Travail demandé:
A. D'après le passage sur la substitution de base légale, que permet à l'Agence française de lutte contre le dopage le 3° de l'article L. 232-22 du code du sport ?
B. Reprenez le passage sur la substitution de base légale à la suite de sa dernière phrase.

Passage choisi:
----------------
4. Lorsqu'il constate que la décision contestée devant lui aurait pu être prise, en vertu du même pouvoir d'appréciation, sur le fondement d'un autre texte que celui dont la méconnaissance est invoquée, le juge peut substituer ce fondement à celui qui a servi de base légale à la décision attaquée, sous réserve que l'intéressé ait disposé des garanties dont est assortie l'application du texte sur le fondement duquel la décision aurait dû être prononcée. Une telle substitution relevant de l'office du juge, celui-ci peut y procéder de sa propre initiative, au vu des pièces du dossier, mais sous réserve, dans ce cas, d'avoir au préalable mis les parties à même de présenter des observations sur ce point. L'Agence française de lutte contre le dopage demande, à titre subsidiaire, par son mémoire en défense communiqué à M.B..., lequel a ainsi été mis en mesure de présenter ses observations sur ce point, qu'en ce qui concerne sa compétence disciplinaire à l'égard de M.B..., le fondement soit du 2° de l'article L. 232-22 du code du sport, dans sa rédaction applicable aux faits de l'espèce, selon lequel cette Agence est compétente lorsque la fédération sportive concernée n'a pas statué dans les délais prévus par l'article L. 232-21, soit du 3° de l'article L. 232-22, selon lequel l'Agence peut réformer les décisions prises par les fédérations, soit substitué au 1° du même article.
----------------
Extrait du listing:
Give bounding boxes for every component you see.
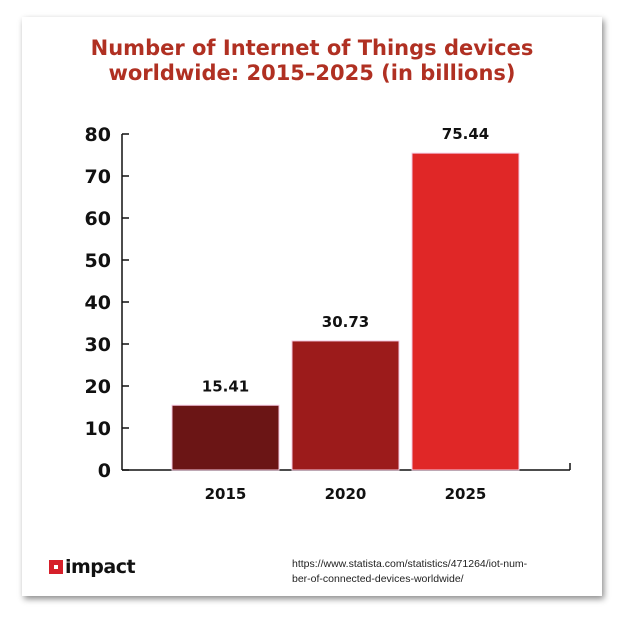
bar-2015	[171, 404, 280, 471]
logo-square-icon	[49, 560, 63, 574]
bar-2025	[411, 152, 520, 471]
source-line-1: https://www.statista.com/statistics/4712…	[292, 558, 528, 570]
y-tick-label: 40	[85, 292, 111, 314]
x-tick-label: 2015	[205, 485, 247, 503]
y-tick-label: 60	[85, 208, 111, 230]
data-label: 15.41	[202, 377, 249, 395]
y-tick-label: 10	[85, 418, 111, 440]
chart-title: Number of Internet of Things devices wor…	[90, 36, 534, 85]
y-tick-label: 0	[98, 460, 111, 482]
y-tick-label: 20	[85, 376, 111, 398]
y-tick-label: 80	[85, 124, 111, 146]
x-tick-label: 2020	[325, 485, 367, 503]
data-label: 30.73	[322, 313, 369, 331]
logo-text: impact	[65, 556, 136, 578]
impact-logo: impact	[49, 556, 136, 578]
y-tick-label: 30	[85, 334, 111, 356]
source-line-2: ber-of-connected-devices-worldwide/	[292, 573, 464, 585]
y-tick-label: 70	[85, 166, 111, 188]
data-label: 75.44	[442, 125, 489, 143]
bar-2020	[291, 340, 400, 471]
y-tick-label: 50	[85, 250, 111, 272]
source-url: https://www.statista.com/statistics/4712…	[292, 557, 592, 587]
x-tick-label: 2025	[445, 485, 487, 503]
----------------
Corrigé:
A. Il lui permet de réformer les décisions prises par les fédérations.

B.
5. Toutefois, il ne résulte pas de l'instruction que l'Agence aurait communiqué à la Fédération française motonautique les résultats du contrôle antidopage dont M. B... avait fait l'objet. Ainsi le délai de quatre mois imparti aux organes disciplinaires de la fédération pour statuer sur l'infraction constatée à la suite du contrôle antidopage réalisé le 8 avril 2017 n'a pas commencé à courir à l'égard de la Fédération française motonautique et, par suite, les dispositions du 2° ne trouvaient donc pas à s'appliquer. De même, en l'absence de décision prise par la Fédération française motonautique, les dispositions du 3° ne sont pas non plus applicables. Par suite, les dispositions des 2° ou 3° de l'article L. 232-22 du code du sport ne peuvent être substituées comme fondement de la décision attaquée à celles du 1° du même article.

6. Il résulte de ce qui précède que, sans qu'il soit besoin d'examiner les autres moyens de la requête, M. B...est fondé à demander l'annulation de la décision attaquée.

7. Si le Conseil d'Etat peut être saisi d'un recours, qui a la nature d'un recours de pleine juridiction, contre l'une des décisions de l'Agence française de lutte contre le dopage prises en application de l'article L. 232-22 du même code, il n'appartient pas au Conseil d'Etat, dans les circonstances de l'espèce, après avoir annulé pour incompétence la décision de sanction prise par l'Agence française de lutte contre le dopage, de se substituer à cette Agence pour apprécier s'il y a lieu d'infliger à M. B...une sanction à raison des faits qui lui sont reprochés. Par suite, les conclusions présentées par l'Agence tendant à ce que le Conseil d'Etat inflige lui-même une sanction à M. B...à raison de l'ensemble des circonstances du contrôle antidopage effectué le 8 avril 2017 ne peuvent qu'être rejetées.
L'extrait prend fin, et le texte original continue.